(Chart and figure data)
┄┄┄┄┄┄

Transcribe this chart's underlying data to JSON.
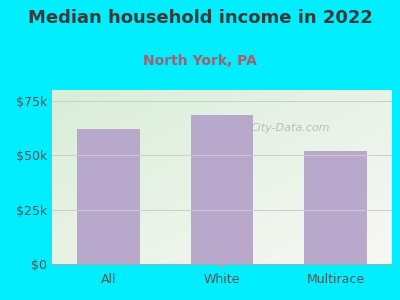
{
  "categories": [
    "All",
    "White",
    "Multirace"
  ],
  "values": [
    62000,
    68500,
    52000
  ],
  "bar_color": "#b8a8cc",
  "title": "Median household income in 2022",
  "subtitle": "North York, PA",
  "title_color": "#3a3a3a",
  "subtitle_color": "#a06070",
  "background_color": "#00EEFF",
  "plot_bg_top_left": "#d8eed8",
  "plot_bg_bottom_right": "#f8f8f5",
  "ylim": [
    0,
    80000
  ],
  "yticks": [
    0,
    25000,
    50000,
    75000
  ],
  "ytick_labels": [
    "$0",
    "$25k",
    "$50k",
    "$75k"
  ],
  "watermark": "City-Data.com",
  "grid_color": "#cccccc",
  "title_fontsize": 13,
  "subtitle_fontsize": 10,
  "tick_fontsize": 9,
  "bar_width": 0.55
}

┄┄┄┄┄┄

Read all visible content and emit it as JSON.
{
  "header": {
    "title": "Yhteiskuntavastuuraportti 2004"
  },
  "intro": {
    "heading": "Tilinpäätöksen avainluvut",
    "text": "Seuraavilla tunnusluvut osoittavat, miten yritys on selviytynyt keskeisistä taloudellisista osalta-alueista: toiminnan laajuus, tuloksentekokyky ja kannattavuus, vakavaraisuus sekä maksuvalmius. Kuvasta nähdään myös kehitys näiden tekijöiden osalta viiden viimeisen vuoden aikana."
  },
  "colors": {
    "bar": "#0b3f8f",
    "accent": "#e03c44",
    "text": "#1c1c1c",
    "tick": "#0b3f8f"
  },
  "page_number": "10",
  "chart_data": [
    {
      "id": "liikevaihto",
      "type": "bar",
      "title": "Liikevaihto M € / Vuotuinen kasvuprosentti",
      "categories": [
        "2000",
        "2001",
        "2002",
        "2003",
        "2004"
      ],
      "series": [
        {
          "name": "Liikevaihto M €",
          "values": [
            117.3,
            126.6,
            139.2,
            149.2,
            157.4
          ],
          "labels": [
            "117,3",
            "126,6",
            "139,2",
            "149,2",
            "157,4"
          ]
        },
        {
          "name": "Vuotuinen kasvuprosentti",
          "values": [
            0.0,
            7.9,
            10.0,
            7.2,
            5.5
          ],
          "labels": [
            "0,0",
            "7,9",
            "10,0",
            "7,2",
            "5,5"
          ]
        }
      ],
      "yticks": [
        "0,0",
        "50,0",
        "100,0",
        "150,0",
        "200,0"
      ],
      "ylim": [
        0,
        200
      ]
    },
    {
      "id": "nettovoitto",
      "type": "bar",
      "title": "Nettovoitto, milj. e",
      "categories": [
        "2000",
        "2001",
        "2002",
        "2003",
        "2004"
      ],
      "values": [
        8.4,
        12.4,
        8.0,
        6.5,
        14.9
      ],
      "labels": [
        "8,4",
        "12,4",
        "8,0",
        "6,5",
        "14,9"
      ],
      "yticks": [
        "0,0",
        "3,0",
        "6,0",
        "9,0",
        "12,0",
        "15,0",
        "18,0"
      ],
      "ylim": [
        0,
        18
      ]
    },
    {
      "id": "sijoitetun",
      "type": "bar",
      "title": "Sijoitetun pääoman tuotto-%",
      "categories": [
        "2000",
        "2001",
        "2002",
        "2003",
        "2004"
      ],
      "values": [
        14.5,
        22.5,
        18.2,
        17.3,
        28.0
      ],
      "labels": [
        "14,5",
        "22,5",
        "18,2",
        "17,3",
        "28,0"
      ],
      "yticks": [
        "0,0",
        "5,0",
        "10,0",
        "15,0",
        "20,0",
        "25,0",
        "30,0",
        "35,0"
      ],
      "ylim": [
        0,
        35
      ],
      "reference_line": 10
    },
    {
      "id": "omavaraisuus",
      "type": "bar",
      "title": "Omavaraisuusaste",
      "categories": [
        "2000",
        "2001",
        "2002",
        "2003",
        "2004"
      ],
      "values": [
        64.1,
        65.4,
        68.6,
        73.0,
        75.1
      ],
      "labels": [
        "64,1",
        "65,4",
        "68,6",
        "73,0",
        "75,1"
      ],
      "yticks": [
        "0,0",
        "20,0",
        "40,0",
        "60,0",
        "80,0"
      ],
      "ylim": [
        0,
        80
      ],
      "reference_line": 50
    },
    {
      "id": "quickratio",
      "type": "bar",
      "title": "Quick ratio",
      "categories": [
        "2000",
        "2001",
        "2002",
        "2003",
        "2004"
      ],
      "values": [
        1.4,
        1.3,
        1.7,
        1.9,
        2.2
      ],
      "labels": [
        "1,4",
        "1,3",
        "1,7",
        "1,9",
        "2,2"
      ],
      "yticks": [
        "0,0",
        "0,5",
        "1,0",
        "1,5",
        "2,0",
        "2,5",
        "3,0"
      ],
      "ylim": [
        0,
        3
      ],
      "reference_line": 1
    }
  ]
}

┄┄┄┄┄┄

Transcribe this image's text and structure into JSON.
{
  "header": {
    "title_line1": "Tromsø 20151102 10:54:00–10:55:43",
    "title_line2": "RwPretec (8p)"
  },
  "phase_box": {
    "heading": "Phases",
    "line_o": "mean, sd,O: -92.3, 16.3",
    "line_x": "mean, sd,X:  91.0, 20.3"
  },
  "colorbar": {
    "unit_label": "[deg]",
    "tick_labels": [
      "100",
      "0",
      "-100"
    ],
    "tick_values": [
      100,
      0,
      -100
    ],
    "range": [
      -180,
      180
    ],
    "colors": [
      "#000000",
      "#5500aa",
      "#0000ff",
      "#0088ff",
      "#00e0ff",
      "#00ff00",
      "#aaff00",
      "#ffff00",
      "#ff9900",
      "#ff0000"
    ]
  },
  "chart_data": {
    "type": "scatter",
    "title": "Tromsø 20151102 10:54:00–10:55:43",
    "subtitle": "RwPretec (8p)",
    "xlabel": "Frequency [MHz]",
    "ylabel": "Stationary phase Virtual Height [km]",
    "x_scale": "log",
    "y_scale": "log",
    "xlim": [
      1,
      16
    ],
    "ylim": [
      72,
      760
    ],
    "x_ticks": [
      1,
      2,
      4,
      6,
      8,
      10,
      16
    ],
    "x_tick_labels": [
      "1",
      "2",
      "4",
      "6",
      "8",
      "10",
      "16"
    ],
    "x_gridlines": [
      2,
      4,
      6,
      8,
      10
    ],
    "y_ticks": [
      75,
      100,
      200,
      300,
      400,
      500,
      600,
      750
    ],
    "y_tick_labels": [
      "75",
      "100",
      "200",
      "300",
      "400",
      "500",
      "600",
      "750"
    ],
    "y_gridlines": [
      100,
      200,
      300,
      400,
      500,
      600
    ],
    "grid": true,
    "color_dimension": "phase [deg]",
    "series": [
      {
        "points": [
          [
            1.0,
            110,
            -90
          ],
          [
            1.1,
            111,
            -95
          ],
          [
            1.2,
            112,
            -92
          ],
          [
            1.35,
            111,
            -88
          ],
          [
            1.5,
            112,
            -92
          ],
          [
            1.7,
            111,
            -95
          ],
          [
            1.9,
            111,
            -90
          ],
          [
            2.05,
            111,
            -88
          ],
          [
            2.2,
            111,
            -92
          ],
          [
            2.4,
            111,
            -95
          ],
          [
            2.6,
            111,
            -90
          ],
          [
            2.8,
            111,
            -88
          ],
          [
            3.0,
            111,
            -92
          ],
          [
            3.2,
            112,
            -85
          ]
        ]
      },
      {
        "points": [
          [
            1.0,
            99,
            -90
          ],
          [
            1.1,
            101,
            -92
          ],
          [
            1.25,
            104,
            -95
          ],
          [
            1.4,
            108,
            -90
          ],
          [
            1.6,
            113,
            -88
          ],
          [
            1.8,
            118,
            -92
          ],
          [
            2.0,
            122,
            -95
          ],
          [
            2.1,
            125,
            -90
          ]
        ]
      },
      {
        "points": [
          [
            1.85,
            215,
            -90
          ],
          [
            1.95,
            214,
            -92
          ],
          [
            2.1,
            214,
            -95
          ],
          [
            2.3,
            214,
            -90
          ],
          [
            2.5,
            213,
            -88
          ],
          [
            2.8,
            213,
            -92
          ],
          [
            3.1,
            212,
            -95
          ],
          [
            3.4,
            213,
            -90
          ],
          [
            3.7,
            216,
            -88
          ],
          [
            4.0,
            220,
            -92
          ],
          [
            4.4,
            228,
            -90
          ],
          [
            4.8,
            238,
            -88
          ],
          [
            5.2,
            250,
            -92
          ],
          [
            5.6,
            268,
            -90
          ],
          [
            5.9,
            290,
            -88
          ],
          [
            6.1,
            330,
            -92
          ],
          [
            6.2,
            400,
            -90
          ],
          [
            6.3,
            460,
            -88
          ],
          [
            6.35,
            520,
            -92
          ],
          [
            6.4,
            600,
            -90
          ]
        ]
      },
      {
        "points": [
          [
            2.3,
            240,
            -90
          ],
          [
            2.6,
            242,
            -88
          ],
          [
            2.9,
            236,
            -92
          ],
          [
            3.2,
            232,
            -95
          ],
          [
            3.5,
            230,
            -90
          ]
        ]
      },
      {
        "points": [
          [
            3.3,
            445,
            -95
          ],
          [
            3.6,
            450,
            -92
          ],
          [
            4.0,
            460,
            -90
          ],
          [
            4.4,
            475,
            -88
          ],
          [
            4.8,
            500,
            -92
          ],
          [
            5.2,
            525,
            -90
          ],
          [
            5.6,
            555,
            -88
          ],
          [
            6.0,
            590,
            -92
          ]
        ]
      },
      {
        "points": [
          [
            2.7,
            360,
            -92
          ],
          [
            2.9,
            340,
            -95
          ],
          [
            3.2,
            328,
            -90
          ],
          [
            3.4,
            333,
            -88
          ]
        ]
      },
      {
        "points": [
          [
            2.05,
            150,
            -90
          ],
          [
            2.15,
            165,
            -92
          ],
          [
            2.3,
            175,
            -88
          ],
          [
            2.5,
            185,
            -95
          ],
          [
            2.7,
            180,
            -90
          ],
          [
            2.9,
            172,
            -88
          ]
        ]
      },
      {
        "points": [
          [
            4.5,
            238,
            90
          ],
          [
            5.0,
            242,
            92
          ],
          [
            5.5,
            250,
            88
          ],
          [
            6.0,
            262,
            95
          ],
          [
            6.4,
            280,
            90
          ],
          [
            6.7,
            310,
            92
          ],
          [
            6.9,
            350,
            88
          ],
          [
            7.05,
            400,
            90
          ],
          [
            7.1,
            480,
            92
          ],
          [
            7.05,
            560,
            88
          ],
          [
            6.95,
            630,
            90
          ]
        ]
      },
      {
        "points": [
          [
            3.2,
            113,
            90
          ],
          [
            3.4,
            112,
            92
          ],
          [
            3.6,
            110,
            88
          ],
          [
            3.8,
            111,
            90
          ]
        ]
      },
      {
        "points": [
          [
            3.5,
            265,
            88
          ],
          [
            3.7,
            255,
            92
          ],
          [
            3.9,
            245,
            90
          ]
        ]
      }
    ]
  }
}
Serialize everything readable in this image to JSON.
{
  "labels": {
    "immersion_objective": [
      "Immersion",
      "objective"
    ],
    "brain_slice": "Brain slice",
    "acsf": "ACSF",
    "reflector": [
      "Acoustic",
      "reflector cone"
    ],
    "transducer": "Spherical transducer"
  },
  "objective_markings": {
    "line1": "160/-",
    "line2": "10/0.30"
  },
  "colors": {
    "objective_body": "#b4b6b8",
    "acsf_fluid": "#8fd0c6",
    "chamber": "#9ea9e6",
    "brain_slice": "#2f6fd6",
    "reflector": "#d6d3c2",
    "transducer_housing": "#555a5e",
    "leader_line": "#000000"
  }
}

┄┄┄┄┄┄

EXERCISE -
Establish how many lines of the material above hold the word "JSON". Nothing but the count should be returned.

OUTPUT BELOW -
4